* _ENTRIES PROVIDED_:
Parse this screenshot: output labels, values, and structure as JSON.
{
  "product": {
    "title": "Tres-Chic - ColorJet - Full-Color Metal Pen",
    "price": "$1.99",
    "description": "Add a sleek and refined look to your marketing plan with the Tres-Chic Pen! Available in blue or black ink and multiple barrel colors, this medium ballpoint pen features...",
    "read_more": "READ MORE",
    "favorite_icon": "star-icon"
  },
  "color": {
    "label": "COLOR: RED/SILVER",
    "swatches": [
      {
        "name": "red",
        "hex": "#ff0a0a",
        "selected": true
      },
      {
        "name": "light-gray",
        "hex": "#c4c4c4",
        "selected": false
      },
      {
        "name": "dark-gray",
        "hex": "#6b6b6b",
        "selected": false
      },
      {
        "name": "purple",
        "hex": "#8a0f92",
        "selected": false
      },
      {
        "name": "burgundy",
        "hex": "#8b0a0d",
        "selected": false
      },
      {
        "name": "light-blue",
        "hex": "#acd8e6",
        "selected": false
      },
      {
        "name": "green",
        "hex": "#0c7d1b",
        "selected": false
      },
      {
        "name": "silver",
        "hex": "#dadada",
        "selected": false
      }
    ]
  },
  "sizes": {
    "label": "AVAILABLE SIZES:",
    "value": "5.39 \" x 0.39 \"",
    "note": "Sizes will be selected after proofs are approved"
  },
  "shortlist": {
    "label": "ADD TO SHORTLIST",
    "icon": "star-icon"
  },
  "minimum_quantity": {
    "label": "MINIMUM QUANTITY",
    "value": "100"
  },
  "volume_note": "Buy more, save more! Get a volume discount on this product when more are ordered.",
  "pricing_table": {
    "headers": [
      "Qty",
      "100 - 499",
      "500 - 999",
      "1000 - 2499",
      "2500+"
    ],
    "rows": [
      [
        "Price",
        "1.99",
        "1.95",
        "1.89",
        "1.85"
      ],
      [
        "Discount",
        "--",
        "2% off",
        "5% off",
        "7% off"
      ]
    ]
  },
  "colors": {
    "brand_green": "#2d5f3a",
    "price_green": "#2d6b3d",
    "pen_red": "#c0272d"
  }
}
...
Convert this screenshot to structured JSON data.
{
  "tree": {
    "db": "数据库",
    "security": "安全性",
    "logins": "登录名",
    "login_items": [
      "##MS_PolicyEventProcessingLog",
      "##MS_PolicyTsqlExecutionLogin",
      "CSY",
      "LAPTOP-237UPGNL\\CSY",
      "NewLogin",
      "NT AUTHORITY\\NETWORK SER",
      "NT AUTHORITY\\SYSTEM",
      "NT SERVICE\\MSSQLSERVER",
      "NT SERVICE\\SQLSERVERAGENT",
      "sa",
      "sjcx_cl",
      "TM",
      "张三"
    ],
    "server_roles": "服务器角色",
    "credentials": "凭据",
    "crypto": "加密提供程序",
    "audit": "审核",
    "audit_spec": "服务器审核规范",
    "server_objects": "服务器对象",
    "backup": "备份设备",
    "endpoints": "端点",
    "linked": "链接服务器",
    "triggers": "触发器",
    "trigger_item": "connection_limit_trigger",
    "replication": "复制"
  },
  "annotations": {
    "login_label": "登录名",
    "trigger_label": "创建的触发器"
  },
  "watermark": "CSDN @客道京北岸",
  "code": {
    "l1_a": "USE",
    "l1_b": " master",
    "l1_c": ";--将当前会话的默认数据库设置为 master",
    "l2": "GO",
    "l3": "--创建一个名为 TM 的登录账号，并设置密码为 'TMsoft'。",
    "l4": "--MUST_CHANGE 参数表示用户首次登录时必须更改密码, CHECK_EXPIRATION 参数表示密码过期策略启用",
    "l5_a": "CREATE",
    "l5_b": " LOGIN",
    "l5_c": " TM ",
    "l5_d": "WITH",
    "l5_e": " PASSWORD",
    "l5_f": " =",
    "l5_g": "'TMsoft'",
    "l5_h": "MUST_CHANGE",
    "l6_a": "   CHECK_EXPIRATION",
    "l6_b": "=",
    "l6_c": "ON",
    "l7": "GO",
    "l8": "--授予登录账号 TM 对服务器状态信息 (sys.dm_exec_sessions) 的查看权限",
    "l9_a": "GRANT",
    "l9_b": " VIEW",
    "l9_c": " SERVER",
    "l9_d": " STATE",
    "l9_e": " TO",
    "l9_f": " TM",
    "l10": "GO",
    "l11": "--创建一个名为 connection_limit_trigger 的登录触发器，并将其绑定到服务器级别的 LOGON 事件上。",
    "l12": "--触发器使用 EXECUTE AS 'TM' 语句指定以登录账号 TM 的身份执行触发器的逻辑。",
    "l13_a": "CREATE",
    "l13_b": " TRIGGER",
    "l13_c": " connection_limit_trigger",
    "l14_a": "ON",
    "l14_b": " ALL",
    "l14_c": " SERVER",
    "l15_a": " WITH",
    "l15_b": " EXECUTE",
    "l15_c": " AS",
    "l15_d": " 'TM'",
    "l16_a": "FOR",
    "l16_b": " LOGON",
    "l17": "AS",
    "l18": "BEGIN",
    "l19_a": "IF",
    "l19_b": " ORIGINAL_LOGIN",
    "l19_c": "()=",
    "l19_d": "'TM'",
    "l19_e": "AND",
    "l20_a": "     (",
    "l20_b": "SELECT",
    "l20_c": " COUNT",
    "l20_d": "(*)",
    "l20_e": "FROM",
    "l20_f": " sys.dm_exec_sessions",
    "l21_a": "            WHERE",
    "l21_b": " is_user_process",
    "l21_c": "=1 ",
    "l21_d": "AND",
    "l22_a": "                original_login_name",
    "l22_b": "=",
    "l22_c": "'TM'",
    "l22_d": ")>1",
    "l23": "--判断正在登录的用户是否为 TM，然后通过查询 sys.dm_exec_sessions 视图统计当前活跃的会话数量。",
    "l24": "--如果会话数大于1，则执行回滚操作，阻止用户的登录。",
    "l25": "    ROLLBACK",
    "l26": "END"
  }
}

* _TASK_: From the records above, copy every line that holds the word "AUTHORITY".

* _ANSWER IN FULL_:
      "NT AUTHORITY\\NETWORK SER",
      "NT AUTHORITY\\SYSTEM",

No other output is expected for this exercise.